Please work out how many lines in the material contain "Tirzepetide" and give only that figure.

--- --- ---

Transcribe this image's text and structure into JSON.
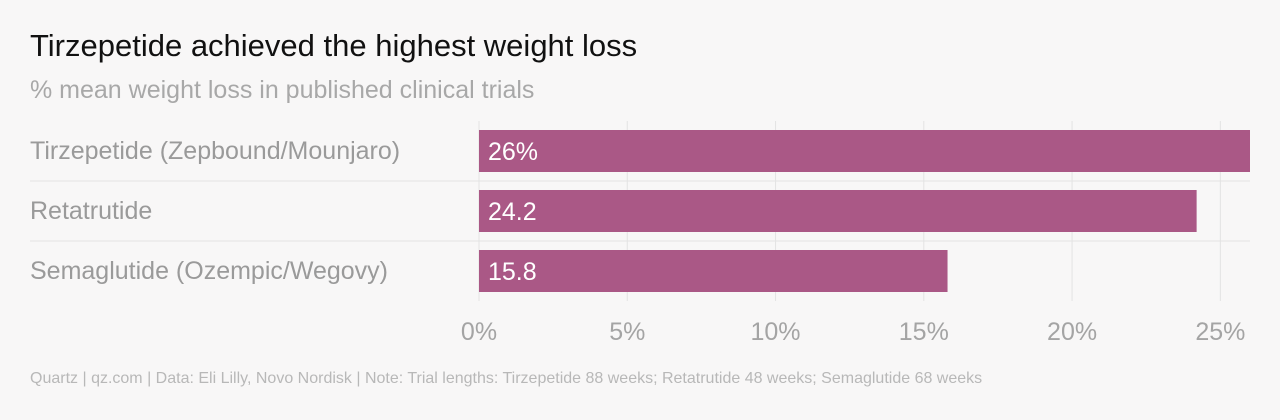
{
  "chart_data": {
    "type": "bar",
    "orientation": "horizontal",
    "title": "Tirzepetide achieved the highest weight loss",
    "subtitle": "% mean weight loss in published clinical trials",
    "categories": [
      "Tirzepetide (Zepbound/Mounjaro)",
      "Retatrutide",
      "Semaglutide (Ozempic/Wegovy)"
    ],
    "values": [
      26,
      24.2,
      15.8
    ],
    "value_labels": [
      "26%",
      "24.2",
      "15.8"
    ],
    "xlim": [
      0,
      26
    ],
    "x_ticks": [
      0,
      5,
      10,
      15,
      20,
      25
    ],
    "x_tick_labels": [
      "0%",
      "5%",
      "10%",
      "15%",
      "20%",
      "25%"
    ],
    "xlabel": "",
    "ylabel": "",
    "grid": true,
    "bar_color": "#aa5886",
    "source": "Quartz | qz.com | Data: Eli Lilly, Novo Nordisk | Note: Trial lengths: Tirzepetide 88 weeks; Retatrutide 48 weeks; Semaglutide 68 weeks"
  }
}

--- --- ---

- _FULL SOLUTION_
3